Items from a figure collection:
-*-*-

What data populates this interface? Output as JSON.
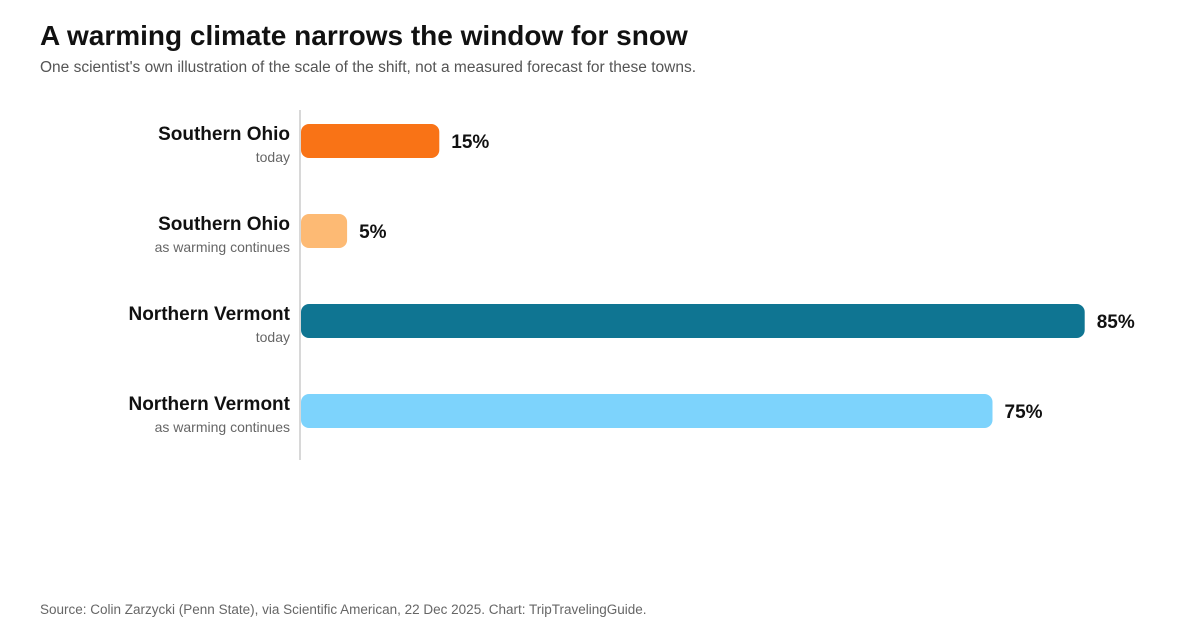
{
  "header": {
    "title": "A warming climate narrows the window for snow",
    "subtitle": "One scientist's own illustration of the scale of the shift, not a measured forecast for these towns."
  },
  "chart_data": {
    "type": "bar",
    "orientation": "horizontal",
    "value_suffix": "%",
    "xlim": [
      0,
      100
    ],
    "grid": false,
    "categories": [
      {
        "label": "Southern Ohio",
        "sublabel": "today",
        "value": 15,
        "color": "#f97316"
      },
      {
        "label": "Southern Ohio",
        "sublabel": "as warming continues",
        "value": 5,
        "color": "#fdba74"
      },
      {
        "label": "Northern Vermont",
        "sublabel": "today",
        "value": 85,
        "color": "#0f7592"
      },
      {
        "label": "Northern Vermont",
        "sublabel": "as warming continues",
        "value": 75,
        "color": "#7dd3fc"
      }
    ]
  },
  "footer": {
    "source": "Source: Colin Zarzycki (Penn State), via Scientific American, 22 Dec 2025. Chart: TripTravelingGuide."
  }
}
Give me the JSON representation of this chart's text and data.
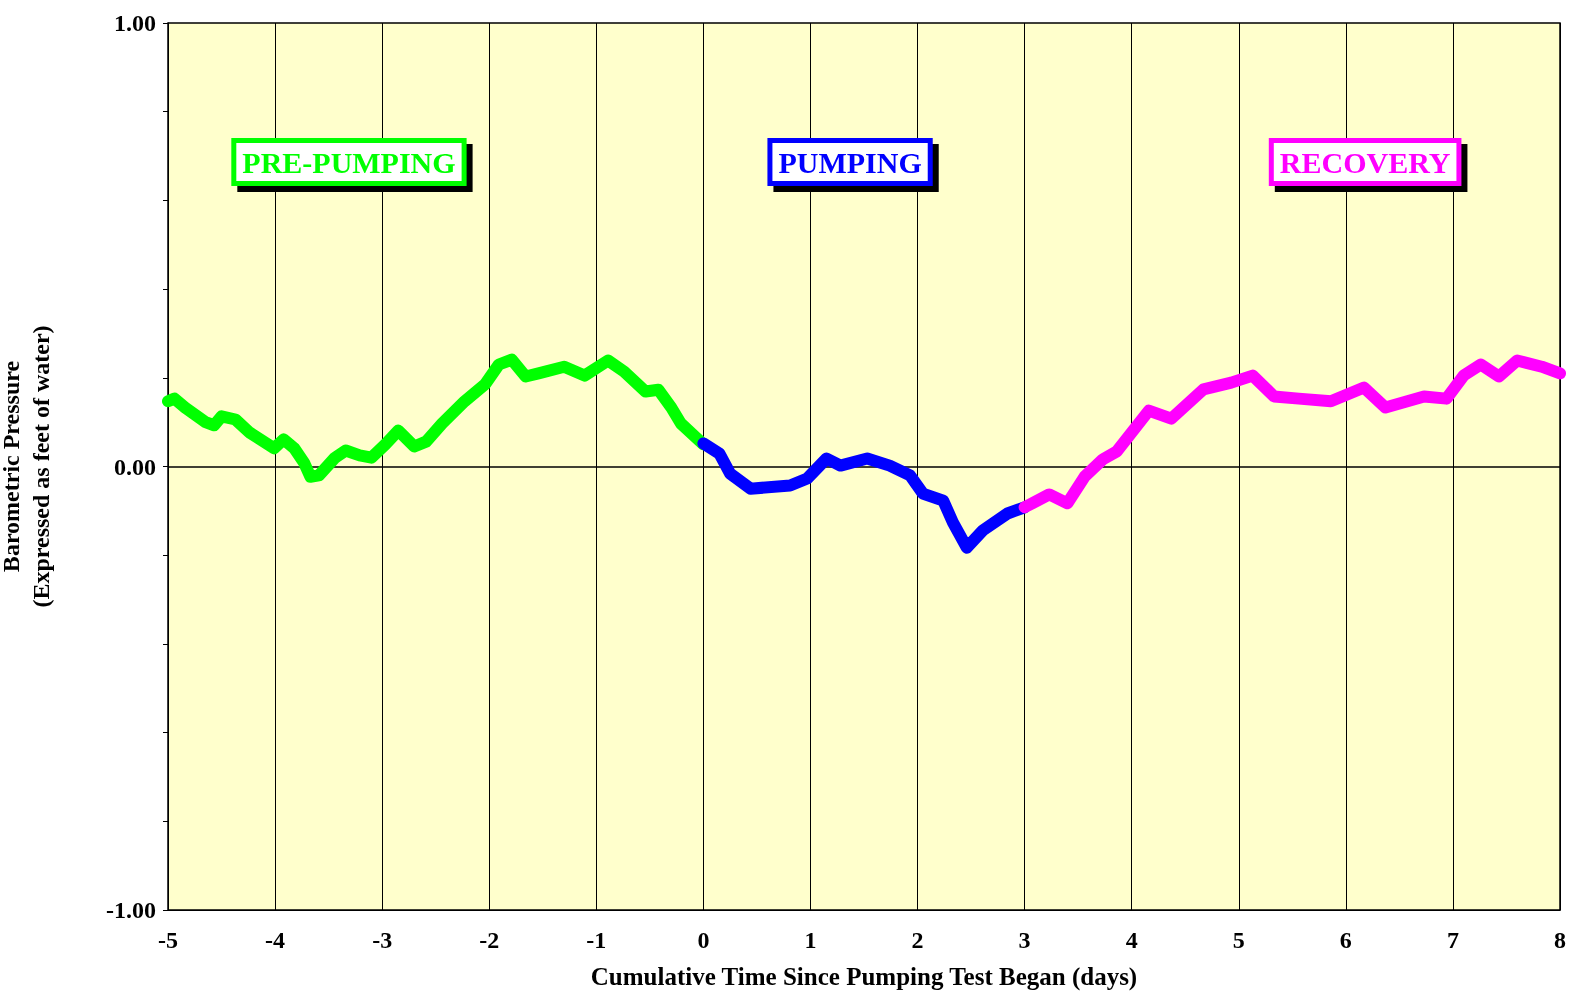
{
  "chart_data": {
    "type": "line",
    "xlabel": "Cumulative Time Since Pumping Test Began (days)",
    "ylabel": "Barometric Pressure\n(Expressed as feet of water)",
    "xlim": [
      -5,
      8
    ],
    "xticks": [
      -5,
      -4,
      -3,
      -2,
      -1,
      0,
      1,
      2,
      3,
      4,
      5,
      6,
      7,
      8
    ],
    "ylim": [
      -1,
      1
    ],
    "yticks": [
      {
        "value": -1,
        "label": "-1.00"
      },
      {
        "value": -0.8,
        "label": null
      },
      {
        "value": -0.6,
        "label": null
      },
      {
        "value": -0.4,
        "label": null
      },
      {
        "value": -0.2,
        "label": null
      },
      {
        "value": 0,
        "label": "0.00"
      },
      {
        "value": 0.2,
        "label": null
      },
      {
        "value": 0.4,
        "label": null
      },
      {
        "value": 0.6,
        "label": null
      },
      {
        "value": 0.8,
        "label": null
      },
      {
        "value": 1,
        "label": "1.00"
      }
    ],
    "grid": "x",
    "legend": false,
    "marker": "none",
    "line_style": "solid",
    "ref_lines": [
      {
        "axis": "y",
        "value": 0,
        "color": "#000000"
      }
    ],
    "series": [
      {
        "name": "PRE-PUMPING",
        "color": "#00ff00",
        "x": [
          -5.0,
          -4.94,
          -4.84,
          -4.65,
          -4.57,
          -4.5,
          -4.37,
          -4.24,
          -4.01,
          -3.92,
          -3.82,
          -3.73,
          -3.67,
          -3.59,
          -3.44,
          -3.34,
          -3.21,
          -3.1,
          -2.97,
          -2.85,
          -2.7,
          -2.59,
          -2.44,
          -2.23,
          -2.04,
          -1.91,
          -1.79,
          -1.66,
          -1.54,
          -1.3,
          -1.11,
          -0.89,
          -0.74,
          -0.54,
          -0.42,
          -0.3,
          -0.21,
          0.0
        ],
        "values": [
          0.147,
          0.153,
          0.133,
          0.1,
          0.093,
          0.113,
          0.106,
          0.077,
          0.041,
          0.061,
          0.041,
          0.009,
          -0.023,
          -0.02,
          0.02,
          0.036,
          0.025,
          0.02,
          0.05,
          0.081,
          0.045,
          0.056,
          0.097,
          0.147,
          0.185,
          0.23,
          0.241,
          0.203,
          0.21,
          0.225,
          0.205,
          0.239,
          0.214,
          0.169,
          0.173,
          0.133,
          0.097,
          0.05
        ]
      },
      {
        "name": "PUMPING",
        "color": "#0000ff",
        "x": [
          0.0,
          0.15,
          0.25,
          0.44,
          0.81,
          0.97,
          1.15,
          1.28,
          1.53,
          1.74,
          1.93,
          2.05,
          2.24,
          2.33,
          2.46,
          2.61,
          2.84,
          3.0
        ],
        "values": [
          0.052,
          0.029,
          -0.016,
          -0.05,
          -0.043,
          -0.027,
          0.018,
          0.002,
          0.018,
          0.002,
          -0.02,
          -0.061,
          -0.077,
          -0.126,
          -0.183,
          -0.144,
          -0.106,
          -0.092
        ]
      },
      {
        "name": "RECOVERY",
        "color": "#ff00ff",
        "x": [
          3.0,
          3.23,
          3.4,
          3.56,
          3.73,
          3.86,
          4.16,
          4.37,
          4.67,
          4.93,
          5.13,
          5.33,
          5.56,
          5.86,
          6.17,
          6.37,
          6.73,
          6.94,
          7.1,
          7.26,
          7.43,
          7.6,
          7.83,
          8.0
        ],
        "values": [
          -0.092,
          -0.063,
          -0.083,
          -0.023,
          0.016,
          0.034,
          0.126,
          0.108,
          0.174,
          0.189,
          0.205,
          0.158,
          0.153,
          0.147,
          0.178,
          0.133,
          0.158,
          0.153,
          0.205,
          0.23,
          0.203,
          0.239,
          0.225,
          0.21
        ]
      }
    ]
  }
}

-*-*-

YOUR INSTRUCTIONS:
Identify the lines that contain the string "color", and copy every one of them.

WRITTEN RESPONSE:
        "color": "#f97316"
        "color": "#fdba74"
        "color": "#0f7592"
        "color": "#7dd3fc"
        "color": "#000000"
        "color": "#00ff00",
        "color": "#0000ff",
        "color": "#ff00ff",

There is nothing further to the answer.